» **WHAT THE TASK REQUIRES**:
List each line of the data that holds the string "chevron".

» **STORED DATA**:

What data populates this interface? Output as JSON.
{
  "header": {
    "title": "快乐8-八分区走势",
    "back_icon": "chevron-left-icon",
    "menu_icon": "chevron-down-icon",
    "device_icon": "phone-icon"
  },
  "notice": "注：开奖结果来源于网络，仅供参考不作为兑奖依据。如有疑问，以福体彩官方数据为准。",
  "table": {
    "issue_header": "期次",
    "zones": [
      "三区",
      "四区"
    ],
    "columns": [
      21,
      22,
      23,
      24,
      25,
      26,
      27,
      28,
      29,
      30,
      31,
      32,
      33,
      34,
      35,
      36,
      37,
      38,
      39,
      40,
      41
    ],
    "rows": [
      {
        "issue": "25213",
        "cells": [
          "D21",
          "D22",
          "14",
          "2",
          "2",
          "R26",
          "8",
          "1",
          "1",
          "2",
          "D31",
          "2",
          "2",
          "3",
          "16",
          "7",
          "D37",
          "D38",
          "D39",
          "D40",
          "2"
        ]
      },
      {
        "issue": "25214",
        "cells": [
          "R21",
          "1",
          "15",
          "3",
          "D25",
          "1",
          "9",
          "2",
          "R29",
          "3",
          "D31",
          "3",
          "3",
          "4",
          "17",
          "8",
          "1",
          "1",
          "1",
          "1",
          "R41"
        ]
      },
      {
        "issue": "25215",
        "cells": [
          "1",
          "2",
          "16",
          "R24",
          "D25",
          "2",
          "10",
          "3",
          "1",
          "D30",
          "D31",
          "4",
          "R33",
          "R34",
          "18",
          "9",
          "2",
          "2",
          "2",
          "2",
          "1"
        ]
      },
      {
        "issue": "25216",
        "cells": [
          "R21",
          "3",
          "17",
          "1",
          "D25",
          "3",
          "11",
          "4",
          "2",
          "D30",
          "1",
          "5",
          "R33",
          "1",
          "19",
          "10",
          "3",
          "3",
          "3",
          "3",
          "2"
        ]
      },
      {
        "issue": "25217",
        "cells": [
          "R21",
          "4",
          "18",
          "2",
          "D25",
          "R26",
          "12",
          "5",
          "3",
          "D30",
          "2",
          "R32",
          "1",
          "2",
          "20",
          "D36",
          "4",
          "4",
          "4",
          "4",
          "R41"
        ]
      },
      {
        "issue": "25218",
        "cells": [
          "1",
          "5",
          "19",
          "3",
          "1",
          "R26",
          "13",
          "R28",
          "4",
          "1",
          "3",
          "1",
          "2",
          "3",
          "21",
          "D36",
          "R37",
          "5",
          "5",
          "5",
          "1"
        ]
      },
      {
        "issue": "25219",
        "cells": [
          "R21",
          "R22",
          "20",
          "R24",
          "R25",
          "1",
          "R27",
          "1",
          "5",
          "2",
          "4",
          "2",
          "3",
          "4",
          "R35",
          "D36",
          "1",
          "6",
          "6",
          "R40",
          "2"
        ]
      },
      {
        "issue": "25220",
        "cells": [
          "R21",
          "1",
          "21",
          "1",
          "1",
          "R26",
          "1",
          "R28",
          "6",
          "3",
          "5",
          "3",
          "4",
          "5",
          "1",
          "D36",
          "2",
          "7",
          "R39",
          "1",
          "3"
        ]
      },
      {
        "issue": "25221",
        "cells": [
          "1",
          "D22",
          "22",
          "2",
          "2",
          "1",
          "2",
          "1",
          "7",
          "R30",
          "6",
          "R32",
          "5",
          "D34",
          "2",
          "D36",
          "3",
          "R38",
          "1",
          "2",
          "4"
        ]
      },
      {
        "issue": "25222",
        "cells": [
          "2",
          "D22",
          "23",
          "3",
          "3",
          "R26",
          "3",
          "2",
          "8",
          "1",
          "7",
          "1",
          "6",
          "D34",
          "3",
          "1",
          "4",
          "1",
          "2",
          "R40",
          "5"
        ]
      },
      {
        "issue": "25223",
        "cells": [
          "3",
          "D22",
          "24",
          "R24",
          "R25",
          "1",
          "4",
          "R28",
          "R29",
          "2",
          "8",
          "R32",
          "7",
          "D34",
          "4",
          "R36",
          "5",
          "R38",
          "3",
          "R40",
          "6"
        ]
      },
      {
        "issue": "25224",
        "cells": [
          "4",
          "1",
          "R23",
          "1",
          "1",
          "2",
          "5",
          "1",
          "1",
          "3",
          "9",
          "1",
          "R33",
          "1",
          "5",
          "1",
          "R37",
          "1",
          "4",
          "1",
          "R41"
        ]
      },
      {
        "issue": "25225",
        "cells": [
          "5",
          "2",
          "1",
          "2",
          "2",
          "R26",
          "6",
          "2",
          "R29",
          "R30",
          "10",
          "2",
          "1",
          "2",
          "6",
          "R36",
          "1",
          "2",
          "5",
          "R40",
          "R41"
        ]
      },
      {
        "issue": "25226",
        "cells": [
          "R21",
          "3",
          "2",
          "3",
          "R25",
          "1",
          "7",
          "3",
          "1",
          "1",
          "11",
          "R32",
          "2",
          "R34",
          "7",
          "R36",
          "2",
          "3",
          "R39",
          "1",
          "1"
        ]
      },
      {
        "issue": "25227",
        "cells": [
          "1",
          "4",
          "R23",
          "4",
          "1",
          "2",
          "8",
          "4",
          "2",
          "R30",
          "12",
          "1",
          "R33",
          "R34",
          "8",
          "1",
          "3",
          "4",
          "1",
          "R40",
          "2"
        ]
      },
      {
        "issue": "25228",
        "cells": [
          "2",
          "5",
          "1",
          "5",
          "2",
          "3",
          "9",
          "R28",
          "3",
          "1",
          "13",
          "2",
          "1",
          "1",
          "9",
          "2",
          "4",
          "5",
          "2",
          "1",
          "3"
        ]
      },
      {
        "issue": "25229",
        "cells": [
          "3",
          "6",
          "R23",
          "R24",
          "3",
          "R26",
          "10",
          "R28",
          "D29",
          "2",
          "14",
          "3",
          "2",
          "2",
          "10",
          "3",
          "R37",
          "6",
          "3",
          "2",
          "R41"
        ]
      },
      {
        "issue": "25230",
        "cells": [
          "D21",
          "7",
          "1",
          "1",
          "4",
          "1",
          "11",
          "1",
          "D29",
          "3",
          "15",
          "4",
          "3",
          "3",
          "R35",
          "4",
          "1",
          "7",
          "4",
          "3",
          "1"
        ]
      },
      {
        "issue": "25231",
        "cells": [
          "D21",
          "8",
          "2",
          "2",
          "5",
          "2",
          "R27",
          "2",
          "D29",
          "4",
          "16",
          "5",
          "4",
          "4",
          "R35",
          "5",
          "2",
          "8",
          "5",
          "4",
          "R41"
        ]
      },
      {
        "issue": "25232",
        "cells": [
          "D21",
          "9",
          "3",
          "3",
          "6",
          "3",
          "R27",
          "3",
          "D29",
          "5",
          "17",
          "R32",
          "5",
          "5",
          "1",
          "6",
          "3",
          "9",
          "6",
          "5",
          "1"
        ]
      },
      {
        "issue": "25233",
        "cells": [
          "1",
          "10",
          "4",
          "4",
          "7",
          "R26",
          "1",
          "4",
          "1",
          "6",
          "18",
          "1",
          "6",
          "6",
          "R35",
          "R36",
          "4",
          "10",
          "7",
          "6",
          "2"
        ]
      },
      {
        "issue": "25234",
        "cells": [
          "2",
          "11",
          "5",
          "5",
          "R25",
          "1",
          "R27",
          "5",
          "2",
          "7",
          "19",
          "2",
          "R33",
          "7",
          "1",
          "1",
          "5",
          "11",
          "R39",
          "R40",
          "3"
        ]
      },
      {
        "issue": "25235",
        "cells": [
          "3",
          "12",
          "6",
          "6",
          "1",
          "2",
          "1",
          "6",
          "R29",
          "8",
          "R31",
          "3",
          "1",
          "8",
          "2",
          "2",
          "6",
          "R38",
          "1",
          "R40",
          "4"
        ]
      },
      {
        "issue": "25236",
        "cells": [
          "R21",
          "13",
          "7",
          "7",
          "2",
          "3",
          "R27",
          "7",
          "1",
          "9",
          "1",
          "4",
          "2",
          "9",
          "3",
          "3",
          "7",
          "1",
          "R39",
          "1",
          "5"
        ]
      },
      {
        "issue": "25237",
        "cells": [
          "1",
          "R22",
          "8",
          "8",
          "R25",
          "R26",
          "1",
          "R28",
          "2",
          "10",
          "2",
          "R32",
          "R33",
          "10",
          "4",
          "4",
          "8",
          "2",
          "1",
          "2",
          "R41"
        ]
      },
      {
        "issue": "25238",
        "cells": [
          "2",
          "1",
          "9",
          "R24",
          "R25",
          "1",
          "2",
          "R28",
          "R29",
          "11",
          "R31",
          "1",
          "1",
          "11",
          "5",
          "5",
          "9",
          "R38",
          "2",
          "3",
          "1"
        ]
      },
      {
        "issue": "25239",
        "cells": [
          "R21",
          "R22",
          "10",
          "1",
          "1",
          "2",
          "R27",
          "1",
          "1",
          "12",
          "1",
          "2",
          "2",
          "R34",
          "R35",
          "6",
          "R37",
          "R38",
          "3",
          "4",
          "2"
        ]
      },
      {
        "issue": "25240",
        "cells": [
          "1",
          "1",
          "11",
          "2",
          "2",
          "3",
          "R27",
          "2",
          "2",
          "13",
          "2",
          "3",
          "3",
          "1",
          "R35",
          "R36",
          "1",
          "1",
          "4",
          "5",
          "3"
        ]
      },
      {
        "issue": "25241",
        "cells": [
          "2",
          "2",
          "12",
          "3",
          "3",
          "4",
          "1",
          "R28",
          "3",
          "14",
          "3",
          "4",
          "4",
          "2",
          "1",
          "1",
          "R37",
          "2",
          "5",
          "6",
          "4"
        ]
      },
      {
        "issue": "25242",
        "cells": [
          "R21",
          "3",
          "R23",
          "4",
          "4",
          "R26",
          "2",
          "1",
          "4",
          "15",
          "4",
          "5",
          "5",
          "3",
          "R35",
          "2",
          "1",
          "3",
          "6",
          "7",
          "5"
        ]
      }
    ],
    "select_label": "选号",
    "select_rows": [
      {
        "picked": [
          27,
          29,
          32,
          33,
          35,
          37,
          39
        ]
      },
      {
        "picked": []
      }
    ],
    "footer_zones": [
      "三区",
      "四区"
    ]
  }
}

» **RESULT FOR THIS TASK**:
    "back_icon": "chevron-left-icon",
    "menu_icon": "chevron-down-icon",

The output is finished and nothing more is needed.